__Your goal__:
Produce a word-for-word copy of the listing below without its pictures.
***** Provided material *****
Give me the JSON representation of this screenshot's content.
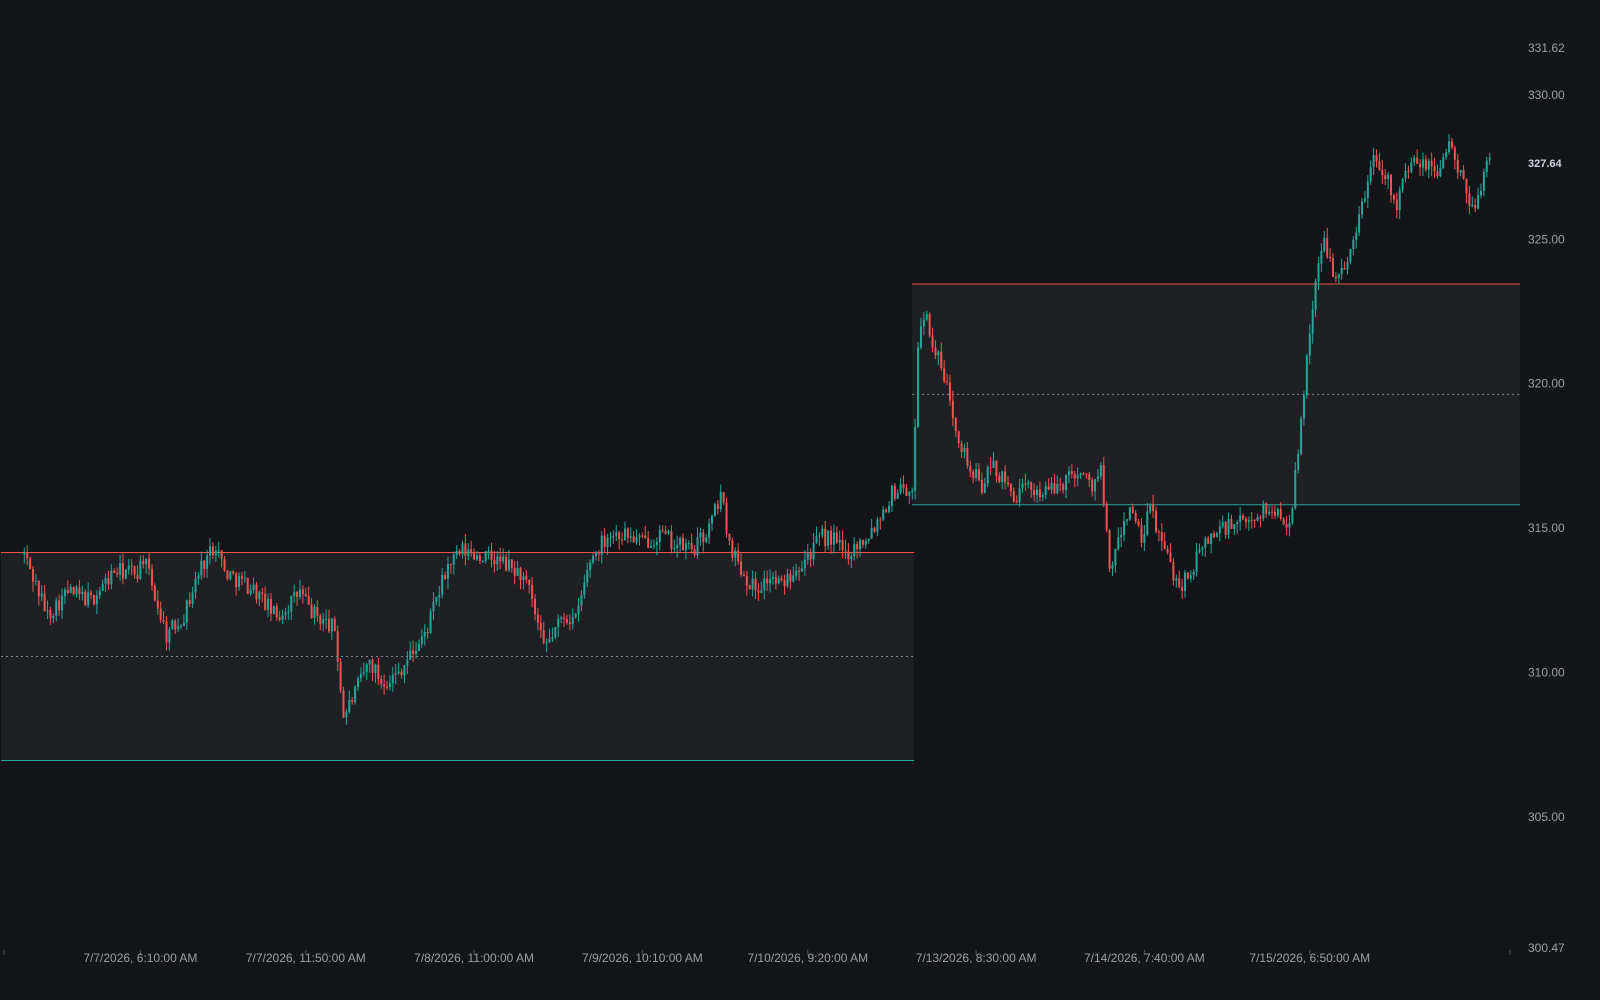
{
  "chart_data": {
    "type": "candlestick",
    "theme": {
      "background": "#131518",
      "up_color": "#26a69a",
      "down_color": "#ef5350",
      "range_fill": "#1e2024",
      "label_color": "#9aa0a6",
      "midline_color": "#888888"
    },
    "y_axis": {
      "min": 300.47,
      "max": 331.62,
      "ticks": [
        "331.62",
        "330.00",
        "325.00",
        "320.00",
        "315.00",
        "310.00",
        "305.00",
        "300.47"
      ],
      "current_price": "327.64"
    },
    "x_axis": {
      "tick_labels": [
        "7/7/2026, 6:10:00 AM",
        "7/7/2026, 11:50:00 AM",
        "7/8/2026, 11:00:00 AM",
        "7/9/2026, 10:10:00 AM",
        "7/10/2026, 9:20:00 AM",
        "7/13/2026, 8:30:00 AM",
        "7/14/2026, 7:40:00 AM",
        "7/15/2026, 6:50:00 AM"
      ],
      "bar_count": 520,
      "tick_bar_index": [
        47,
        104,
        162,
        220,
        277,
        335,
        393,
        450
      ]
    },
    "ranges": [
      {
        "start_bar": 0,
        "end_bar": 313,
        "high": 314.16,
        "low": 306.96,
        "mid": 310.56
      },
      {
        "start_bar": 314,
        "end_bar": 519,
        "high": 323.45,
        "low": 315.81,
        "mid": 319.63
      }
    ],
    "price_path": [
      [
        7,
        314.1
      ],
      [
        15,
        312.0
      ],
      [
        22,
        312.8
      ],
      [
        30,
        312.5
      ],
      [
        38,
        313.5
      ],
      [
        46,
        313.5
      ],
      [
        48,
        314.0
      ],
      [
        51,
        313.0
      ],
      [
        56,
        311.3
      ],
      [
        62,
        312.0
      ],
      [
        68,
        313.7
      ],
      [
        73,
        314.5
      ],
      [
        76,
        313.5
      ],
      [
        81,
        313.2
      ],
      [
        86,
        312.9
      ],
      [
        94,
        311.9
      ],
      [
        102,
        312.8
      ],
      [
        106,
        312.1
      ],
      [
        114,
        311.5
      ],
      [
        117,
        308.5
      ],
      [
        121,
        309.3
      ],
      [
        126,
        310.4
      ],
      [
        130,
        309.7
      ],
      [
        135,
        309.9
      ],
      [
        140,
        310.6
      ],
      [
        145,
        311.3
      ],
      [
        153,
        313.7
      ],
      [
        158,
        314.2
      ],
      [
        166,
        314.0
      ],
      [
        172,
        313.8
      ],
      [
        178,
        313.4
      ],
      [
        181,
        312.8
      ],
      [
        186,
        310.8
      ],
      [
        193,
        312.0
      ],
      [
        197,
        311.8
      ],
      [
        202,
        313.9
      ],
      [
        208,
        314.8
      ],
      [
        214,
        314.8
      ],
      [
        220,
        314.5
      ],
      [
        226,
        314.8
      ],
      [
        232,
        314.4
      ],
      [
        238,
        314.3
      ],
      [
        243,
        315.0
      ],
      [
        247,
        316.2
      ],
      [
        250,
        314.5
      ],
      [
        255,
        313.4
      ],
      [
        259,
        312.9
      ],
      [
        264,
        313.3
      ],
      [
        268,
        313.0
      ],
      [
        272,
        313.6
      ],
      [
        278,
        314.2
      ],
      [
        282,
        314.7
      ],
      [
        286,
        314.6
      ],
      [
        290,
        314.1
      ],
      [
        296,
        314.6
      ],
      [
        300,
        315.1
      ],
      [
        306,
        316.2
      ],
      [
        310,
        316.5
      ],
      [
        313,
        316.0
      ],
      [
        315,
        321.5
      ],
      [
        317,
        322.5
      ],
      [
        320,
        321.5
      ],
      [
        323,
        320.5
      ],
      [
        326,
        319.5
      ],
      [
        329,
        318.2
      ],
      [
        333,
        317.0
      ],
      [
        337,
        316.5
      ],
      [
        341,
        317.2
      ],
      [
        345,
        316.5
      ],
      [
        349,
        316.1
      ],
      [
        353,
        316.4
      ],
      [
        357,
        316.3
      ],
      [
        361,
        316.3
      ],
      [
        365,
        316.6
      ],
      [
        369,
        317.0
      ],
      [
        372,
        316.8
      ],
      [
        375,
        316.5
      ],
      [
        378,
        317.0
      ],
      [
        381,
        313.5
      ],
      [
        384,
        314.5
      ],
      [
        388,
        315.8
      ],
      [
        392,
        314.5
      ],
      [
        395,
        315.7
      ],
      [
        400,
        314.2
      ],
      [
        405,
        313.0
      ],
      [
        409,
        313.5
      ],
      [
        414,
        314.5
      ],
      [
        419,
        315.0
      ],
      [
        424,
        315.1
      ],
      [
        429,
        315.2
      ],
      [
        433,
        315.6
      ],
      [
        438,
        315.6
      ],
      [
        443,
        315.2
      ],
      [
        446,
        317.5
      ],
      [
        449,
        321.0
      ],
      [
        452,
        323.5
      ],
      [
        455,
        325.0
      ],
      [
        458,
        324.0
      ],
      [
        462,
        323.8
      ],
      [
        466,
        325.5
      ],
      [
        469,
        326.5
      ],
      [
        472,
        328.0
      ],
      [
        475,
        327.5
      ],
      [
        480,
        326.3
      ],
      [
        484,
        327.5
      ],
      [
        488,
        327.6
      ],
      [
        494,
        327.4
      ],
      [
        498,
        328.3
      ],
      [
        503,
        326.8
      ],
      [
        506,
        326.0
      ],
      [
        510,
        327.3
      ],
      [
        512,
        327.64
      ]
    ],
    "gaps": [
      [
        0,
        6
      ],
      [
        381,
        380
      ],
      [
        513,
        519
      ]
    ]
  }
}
*****
__Response__:
Give me the JSON representation of this screenshot's content.
{
  "chart_data": {
    "type": "candlestick",
    "theme": {
      "background": "#131518",
      "up_color": "#26a69a",
      "down_color": "#ef5350",
      "range_fill": "#1e2024",
      "label_color": "#9aa0a6",
      "midline_color": "#888888"
    },
    "y_axis": {
      "min": 300.47,
      "max": 331.62,
      "ticks": [
        "331.62",
        "330.00",
        "325.00",
        "320.00",
        "315.00",
        "310.00",
        "305.00",
        "300.47"
      ],
      "current_price": "327.64"
    },
    "x_axis": {
      "tick_labels": [
        "7/7/2026, 6:10:00 AM",
        "7/7/2026, 11:50:00 AM",
        "7/8/2026, 11:00:00 AM",
        "7/9/2026, 10:10:00 AM",
        "7/10/2026, 9:20:00 AM",
        "7/13/2026, 8:30:00 AM",
        "7/14/2026, 7:40:00 AM",
        "7/15/2026, 6:50:00 AM"
      ],
      "bar_count": 520,
      "tick_bar_index": [
        47,
        104,
        162,
        220,
        277,
        335,
        393,
        450
      ]
    },
    "ranges": [
      {
        "start_bar": 0,
        "end_bar": 313,
        "high": 314.16,
        "low": 306.96,
        "mid": 310.56
      },
      {
        "start_bar": 314,
        "end_bar": 519,
        "high": 323.45,
        "low": 315.81,
        "mid": 319.63
      }
    ],
    "price_path": [
      [
        7,
        314.1
      ],
      [
        15,
        312.0
      ],
      [
        22,
        312.8
      ],
      [
        30,
        312.5
      ],
      [
        38,
        313.5
      ],
      [
        46,
        313.5
      ],
      [
        48,
        314.0
      ],
      [
        51,
        313.0
      ],
      [
        56,
        311.3
      ],
      [
        62,
        312.0
      ],
      [
        68,
        313.7
      ],
      [
        73,
        314.5
      ],
      [
        76,
        313.5
      ],
      [
        81,
        313.2
      ],
      [
        86,
        312.9
      ],
      [
        94,
        311.9
      ],
      [
        102,
        312.8
      ],
      [
        106,
        312.1
      ],
      [
        114,
        311.5
      ],
      [
        117,
        308.5
      ],
      [
        121,
        309.3
      ],
      [
        126,
        310.4
      ],
      [
        130,
        309.7
      ],
      [
        135,
        309.9
      ],
      [
        140,
        310.6
      ],
      [
        145,
        311.3
      ],
      [
        153,
        313.7
      ],
      [
        158,
        314.2
      ],
      [
        166,
        314.0
      ],
      [
        172,
        313.8
      ],
      [
        178,
        313.4
      ],
      [
        181,
        312.8
      ],
      [
        186,
        310.8
      ],
      [
        193,
        312.0
      ],
      [
        197,
        311.8
      ],
      [
        202,
        313.9
      ],
      [
        208,
        314.8
      ],
      [
        214,
        314.8
      ],
      [
        220,
        314.5
      ],
      [
        226,
        314.8
      ],
      [
        232,
        314.4
      ],
      [
        238,
        314.3
      ],
      [
        243,
        315.0
      ],
      [
        247,
        316.2
      ],
      [
        250,
        314.5
      ],
      [
        255,
        313.4
      ],
      [
        259,
        312.9
      ],
      [
        264,
        313.3
      ],
      [
        268,
        313.0
      ],
      [
        272,
        313.6
      ],
      [
        278,
        314.2
      ],
      [
        282,
        314.7
      ],
      [
        286,
        314.6
      ],
      [
        290,
        314.1
      ],
      [
        296,
        314.6
      ],
      [
        300,
        315.1
      ],
      [
        306,
        316.2
      ],
      [
        310,
        316.5
      ],
      [
        313,
        316.0
      ],
      [
        315,
        321.5
      ],
      [
        317,
        322.5
      ],
      [
        320,
        321.5
      ],
      [
        323,
        320.5
      ],
      [
        326,
        319.5
      ],
      [
        329,
        318.2
      ],
      [
        333,
        317.0
      ],
      [
        337,
        316.5
      ],
      [
        341,
        317.2
      ],
      [
        345,
        316.5
      ],
      [
        349,
        316.1
      ],
      [
        353,
        316.4
      ],
      [
        357,
        316.3
      ],
      [
        361,
        316.3
      ],
      [
        365,
        316.6
      ],
      [
        369,
        317.0
      ],
      [
        372,
        316.8
      ],
      [
        375,
        316.5
      ],
      [
        378,
        317.0
      ],
      [
        381,
        313.5
      ],
      [
        384,
        314.5
      ],
      [
        388,
        315.8
      ],
      [
        392,
        314.5
      ],
      [
        395,
        315.7
      ],
      [
        400,
        314.2
      ],
      [
        405,
        313.0
      ],
      [
        409,
        313.5
      ],
      [
        414,
        314.5
      ],
      [
        419,
        315.0
      ],
      [
        424,
        315.1
      ],
      [
        429,
        315.2
      ],
      [
        433,
        315.6
      ],
      [
        438,
        315.6
      ],
      [
        443,
        315.2
      ],
      [
        446,
        317.5
      ],
      [
        449,
        321.0
      ],
      [
        452,
        323.5
      ],
      [
        455,
        325.0
      ],
      [
        458,
        324.0
      ],
      [
        462,
        323.8
      ],
      [
        466,
        325.5
      ],
      [
        469,
        326.5
      ],
      [
        472,
        328.0
      ],
      [
        475,
        327.5
      ],
      [
        480,
        326.3
      ],
      [
        484,
        327.5
      ],
      [
        488,
        327.6
      ],
      [
        494,
        327.4
      ],
      [
        498,
        328.3
      ],
      [
        503,
        326.8
      ],
      [
        506,
        326.0
      ],
      [
        510,
        327.3
      ],
      [
        512,
        327.64
      ]
    ],
    "gaps": [
      [
        0,
        6
      ],
      [
        381,
        380
      ],
      [
        513,
        519
      ]
    ]
  }
}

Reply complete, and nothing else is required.